[ITEMS start]

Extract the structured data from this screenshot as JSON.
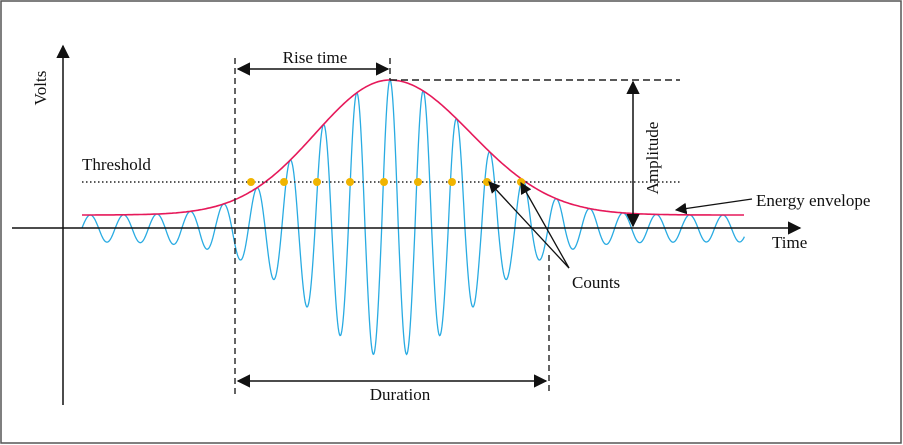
{
  "labels": {
    "y_axis": "Volts",
    "x_axis": "Time",
    "threshold": "Threshold",
    "rise_time": "Rise time",
    "amplitude": "Amplitude",
    "energy_envelope": "Energy envelope",
    "counts": "Counts",
    "duration": "Duration"
  },
  "colors": {
    "signal": "#29abe2",
    "envelope": "#e6195a",
    "count_marker": "#f0b400",
    "ink": "#111111",
    "border": "#555555"
  }
}
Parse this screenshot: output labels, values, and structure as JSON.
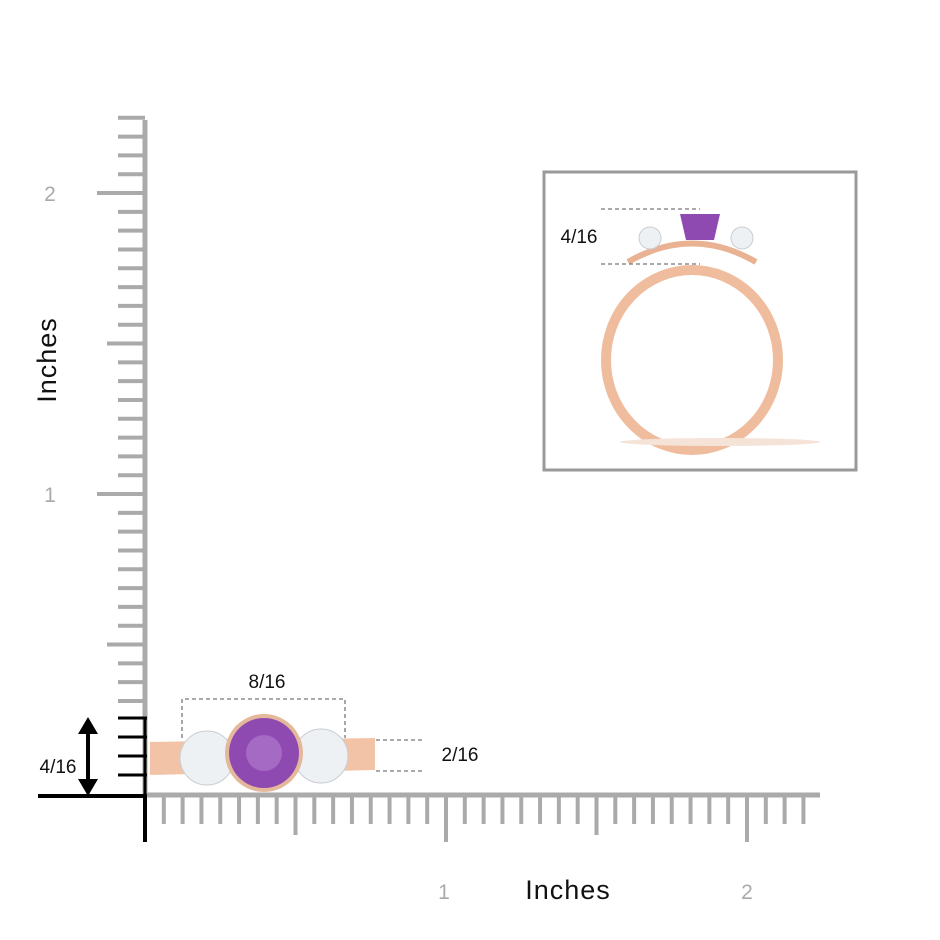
{
  "ruler": {
    "y_axis": {
      "title": "Inches",
      "ticks": [
        "1",
        "2"
      ]
    },
    "x_axis": {
      "title": "Inches",
      "ticks": [
        "1",
        "2"
      ]
    }
  },
  "dimensions": {
    "width": "8/16",
    "band_height": "2/16",
    "height": "4/16",
    "inset_height": "4/16"
  }
}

[ITEMS end]

AIM:
Write out word for word every line from the line with "Parse this screenshot: output" through the final line of the records, both included, skipping the pictures.

CORRECT RESPONSE:
Parse this screenshot: output labels, values, and structure as JSON.
{
  "ruler": {
    "y_axis": {
      "title": "Inches",
      "ticks": [
        "1",
        "2"
      ]
    },
    "x_axis": {
      "title": "Inches",
      "ticks": [
        "1",
        "2"
      ]
    }
  },
  "dimensions": {
    "width": "8/16",
    "band_height": "2/16",
    "height": "4/16",
    "inset_height": "4/16"
  }
}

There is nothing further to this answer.